= STORED ROWS =
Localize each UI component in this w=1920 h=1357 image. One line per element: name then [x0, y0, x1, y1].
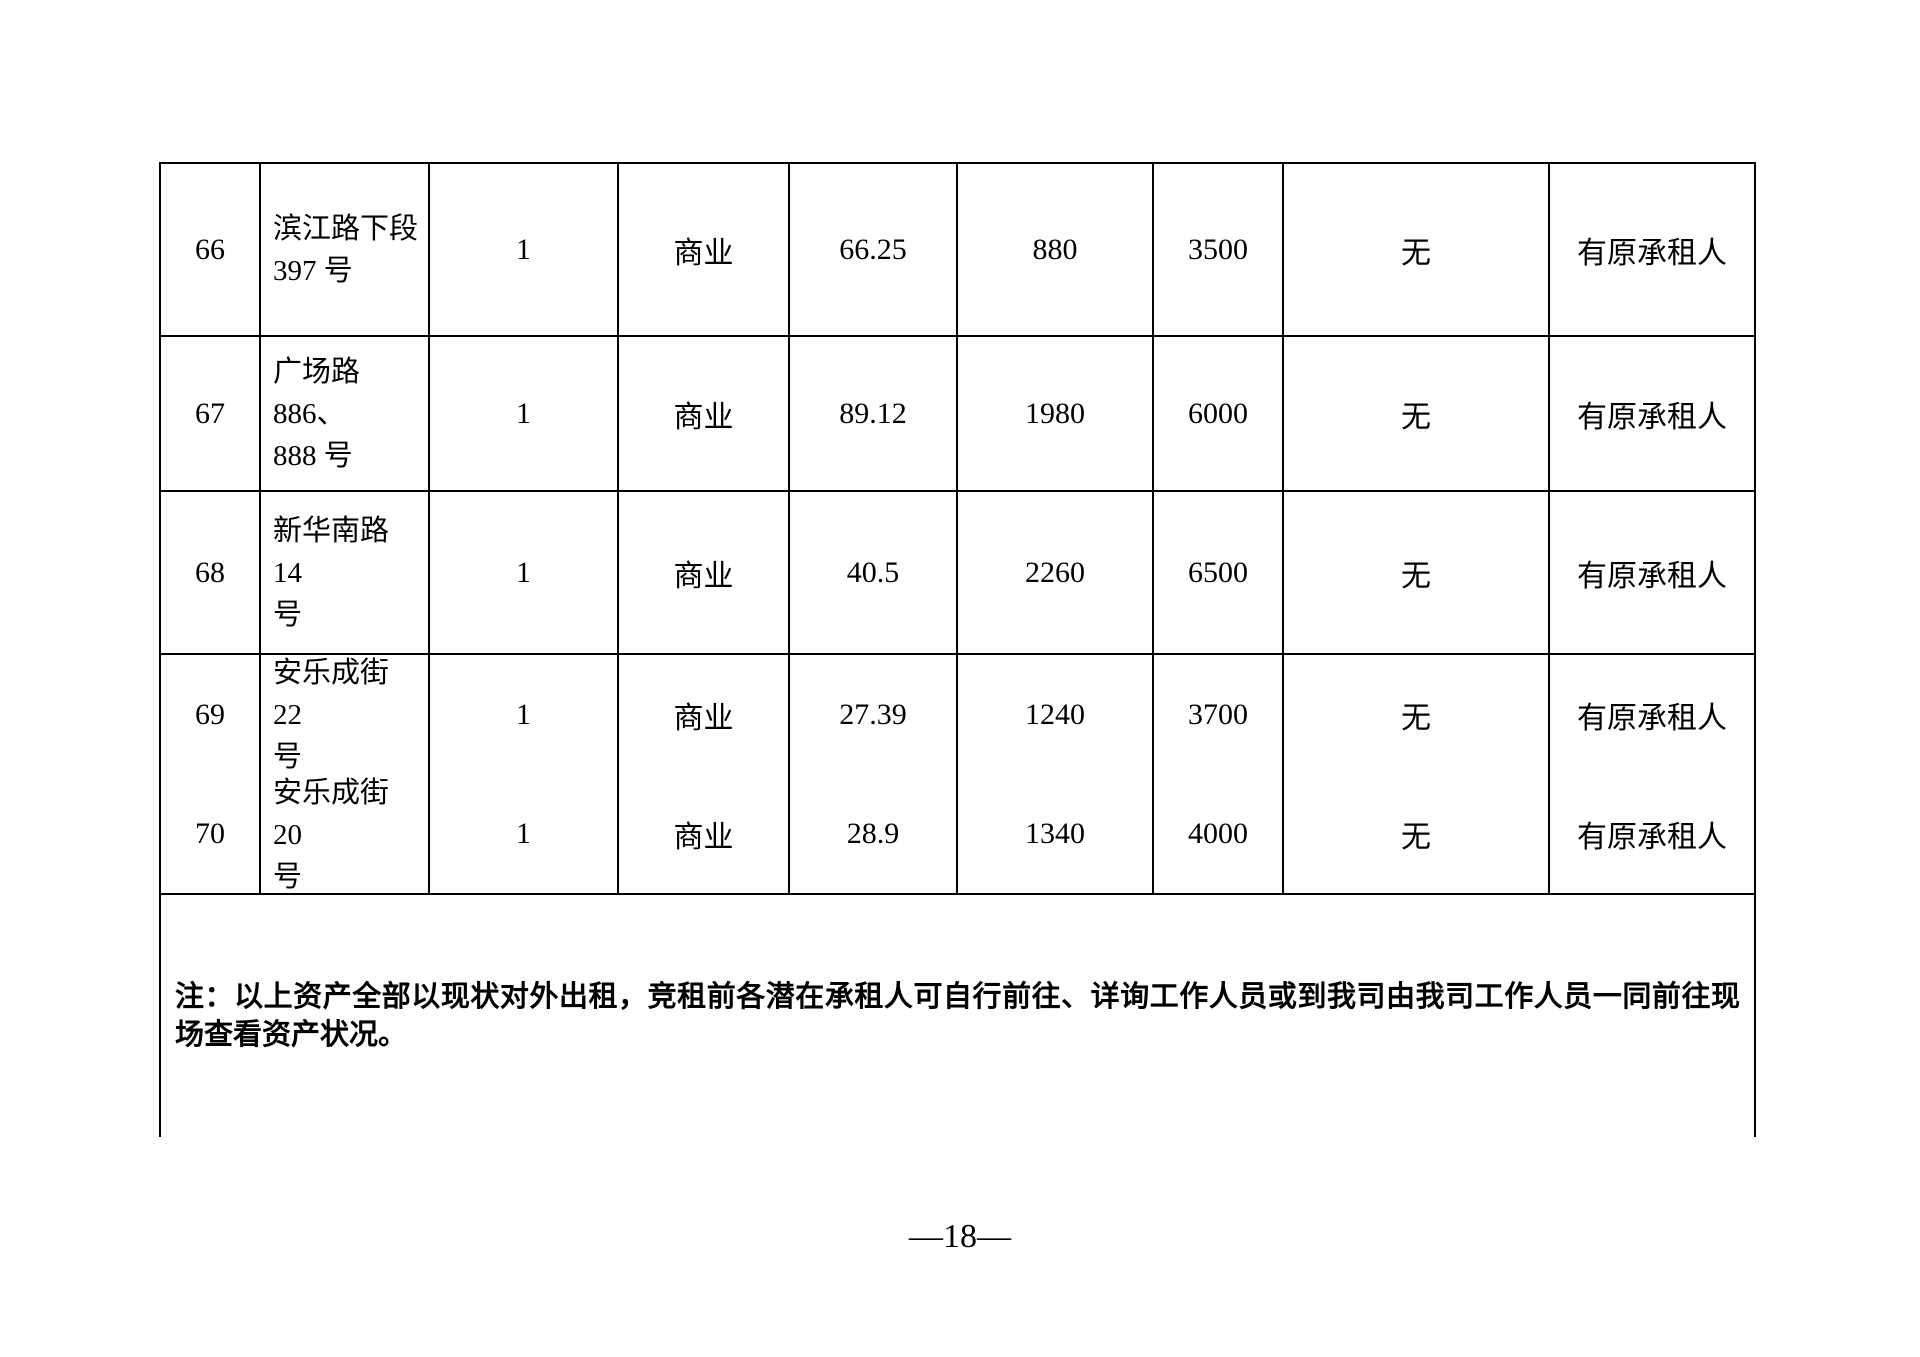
- cell-area: 66.25: [788, 162, 956, 335]
- cell-value-2-69: 3700: [1188, 697, 1248, 731]
- cell-value-2-70: 4000: [1188, 816, 1248, 850]
- asset-rental-table: 66 滨江路下段 397 号 1 商业 66.25 880 3500 无 有原承…: [159, 162, 1756, 1137]
- cell-count: 1: [428, 162, 617, 335]
- cell-value-1: 1240 1340: [956, 653, 1152, 893]
- cell-tenant: 有原承租人: [1548, 162, 1756, 335]
- cell-value-1-69: 1240: [1025, 697, 1085, 731]
- cell-tenant: 有原承租人 有原承租人: [1548, 653, 1756, 893]
- cell-no: 67: [159, 335, 259, 490]
- cell-count: 1: [428, 490, 617, 653]
- page-number: —18—: [909, 1218, 1011, 1255]
- cell-area-69: 27.39: [839, 697, 907, 731]
- cell-usage-69: 商业: [673, 701, 734, 735]
- cell-value-1-70: 1340: [1025, 816, 1085, 850]
- cell-tenant: 有原承租人: [1548, 335, 1756, 490]
- table-note: 注：以上资产全部以现状对外出租，竞租前各潜在承租人可自行前往、详询工作人员或到我…: [159, 893, 1756, 1137]
- cell-usage: 商业 商业: [617, 653, 788, 893]
- cell-value-1: 2260: [956, 490, 1152, 653]
- cell-usage: 商业: [617, 162, 788, 335]
- cell-count-69: 1: [516, 697, 531, 731]
- cell-address-70: 安乐成街 20 号: [273, 777, 390, 893]
- cell-remark: 无: [1282, 490, 1548, 653]
- cell-remark-69: 无: [1401, 701, 1431, 735]
- cell-address-69: 安乐成街 22 号: [273, 657, 390, 773]
- cell-area: 27.39 28.9: [788, 653, 956, 893]
- cell-value-2: 3700 4000: [1152, 653, 1282, 893]
- cell-no-69: 69: [195, 697, 225, 731]
- cell-area-70: 28.9: [846, 816, 900, 850]
- cell-remark-70: 无: [1401, 820, 1431, 854]
- cell-tenant-70: 有原承租人: [1577, 820, 1727, 854]
- cell-address: 安乐成街 22 号 安乐成街 20 号: [259, 653, 428, 893]
- cell-value-2: 3500: [1152, 162, 1282, 335]
- cell-usage-70: 商业: [673, 820, 734, 854]
- cell-value-1: 1980: [956, 335, 1152, 490]
- cell-value-1: 880: [956, 162, 1152, 335]
- cell-remark: 无: [1282, 162, 1548, 335]
- cell-address: 滨江路下段 397 号: [259, 162, 428, 335]
- cell-tenant-69: 有原承租人: [1577, 701, 1727, 735]
- cell-no: 69 70: [159, 653, 259, 893]
- cell-no: 66: [159, 162, 259, 335]
- cell-value-2: 6500: [1152, 490, 1282, 653]
- cell-usage: 商业: [617, 490, 788, 653]
- cell-count-70: 1: [516, 816, 531, 850]
- cell-area: 89.12: [788, 335, 956, 490]
- cell-count: 1 1: [428, 653, 617, 893]
- cell-no-70: 70: [195, 816, 225, 850]
- cell-tenant: 有原承租人: [1548, 490, 1756, 653]
- cell-value-2: 6000: [1152, 335, 1282, 490]
- cell-address: 广场路 886、 888 号: [259, 335, 428, 490]
- cell-usage: 商业: [617, 335, 788, 490]
- cell-remark: 无 无: [1282, 653, 1548, 893]
- cell-address: 新华南路 14 号: [259, 490, 428, 653]
- cell-no: 68: [159, 490, 259, 653]
- cell-remark: 无: [1282, 335, 1548, 490]
- cell-area: 40.5: [788, 490, 956, 653]
- cell-count: 1: [428, 335, 617, 490]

= EXERCISE PROMPT =
Pull out each line above that contains the string "安乐成街", treating uppercase and lowercase as different.

= SOLUTION FOR THIS TASK =
- cell-address-70: 安乐成街 20 号: [273, 777, 390, 893]
- cell-address-69: 安乐成街 22 号: [273, 657, 390, 773]
- cell-address: 安乐成街 22 号 安乐成街 20 号: [259, 653, 428, 893]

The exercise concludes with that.